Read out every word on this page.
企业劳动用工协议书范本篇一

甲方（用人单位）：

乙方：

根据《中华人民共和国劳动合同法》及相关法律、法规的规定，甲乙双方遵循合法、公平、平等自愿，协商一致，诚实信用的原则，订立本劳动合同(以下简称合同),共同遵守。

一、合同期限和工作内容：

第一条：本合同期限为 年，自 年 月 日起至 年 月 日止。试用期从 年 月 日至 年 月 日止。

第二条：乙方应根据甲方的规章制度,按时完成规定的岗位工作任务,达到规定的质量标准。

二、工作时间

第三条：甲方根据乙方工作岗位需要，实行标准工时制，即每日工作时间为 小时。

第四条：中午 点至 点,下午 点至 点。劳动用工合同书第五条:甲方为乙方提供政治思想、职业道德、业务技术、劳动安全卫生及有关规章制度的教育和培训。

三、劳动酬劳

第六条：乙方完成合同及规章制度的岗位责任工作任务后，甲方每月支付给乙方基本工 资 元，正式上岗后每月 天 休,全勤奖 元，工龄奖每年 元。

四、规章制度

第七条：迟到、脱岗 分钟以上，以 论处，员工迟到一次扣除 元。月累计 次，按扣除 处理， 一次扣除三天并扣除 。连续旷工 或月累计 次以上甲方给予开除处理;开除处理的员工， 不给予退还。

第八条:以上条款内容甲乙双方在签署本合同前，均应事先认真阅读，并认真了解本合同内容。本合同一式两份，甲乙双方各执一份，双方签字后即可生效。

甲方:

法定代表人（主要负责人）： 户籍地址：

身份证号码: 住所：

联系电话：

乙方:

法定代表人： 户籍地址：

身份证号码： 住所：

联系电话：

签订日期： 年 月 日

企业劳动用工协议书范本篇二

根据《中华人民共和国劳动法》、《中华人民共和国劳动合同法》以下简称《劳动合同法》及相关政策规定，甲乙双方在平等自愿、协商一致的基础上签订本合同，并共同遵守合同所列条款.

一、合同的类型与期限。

● ● ● ●

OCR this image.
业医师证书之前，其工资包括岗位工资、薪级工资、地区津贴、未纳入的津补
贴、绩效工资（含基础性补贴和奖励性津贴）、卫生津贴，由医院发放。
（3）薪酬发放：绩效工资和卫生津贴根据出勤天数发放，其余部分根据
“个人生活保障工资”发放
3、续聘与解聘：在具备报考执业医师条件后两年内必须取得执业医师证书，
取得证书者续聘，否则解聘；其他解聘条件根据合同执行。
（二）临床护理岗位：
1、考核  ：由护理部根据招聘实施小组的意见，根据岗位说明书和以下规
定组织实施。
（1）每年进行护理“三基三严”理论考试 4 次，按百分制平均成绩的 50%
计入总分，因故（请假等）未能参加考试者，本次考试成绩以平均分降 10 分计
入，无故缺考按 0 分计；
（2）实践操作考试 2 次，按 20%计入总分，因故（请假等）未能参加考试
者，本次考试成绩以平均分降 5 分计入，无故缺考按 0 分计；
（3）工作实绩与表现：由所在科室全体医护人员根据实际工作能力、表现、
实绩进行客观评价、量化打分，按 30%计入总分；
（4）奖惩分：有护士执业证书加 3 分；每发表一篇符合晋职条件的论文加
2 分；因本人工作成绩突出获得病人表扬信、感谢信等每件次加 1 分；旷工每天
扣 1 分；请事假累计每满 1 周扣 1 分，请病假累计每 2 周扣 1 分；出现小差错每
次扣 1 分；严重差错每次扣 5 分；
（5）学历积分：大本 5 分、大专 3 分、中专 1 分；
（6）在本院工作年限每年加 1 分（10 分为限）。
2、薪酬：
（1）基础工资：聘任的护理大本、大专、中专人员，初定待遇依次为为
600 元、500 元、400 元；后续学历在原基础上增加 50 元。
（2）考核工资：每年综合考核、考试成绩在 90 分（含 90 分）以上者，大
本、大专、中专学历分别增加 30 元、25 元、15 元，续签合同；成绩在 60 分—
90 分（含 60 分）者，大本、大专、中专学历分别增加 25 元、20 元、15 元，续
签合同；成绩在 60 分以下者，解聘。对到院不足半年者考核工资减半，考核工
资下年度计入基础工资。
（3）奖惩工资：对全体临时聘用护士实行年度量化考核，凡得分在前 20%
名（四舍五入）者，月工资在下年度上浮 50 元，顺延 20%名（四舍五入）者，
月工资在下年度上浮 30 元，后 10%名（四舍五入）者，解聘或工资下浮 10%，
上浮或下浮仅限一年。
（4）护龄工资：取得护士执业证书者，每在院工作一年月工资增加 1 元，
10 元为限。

● ● ● ●

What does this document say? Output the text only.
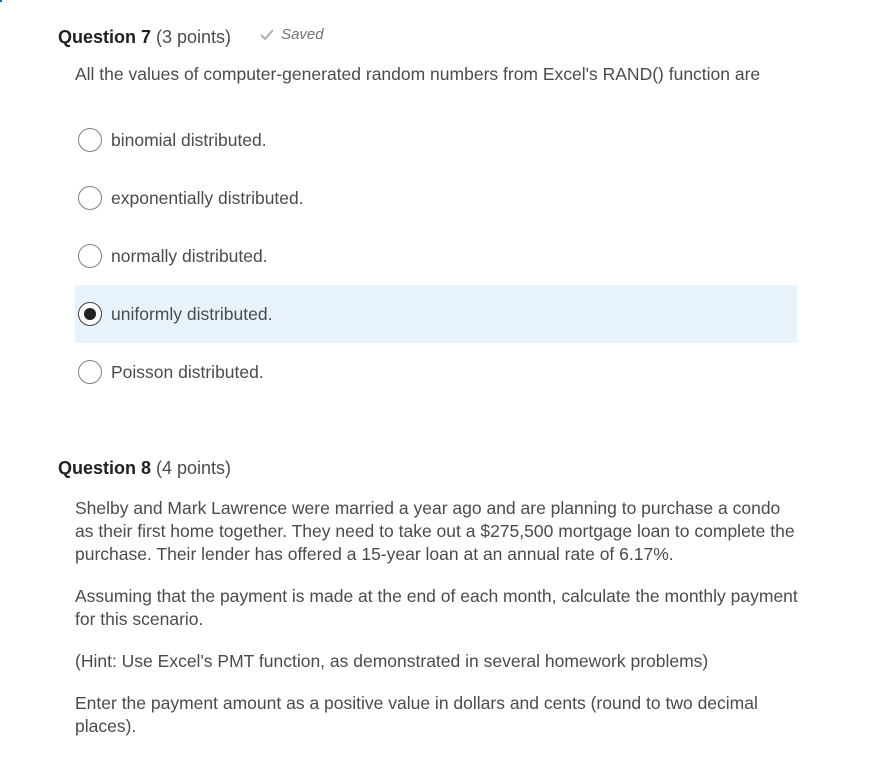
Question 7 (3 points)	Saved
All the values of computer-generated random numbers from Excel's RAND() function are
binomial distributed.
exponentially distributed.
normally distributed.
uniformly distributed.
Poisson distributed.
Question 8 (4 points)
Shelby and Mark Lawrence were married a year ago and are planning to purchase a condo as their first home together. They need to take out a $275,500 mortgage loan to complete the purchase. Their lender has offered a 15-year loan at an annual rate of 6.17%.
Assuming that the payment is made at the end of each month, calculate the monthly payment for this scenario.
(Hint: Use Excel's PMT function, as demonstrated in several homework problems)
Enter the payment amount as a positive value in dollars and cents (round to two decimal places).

● ● ● ●

**OBJECTIVE**.
Using the records above, list each line that includes "Excel".

**EXERCISE OUTPUT**.
All the values of computer-generated random numbers from Excel's RAND() function are
(Hint: Use Excel's PMT function, as demonstrated in several homework problems)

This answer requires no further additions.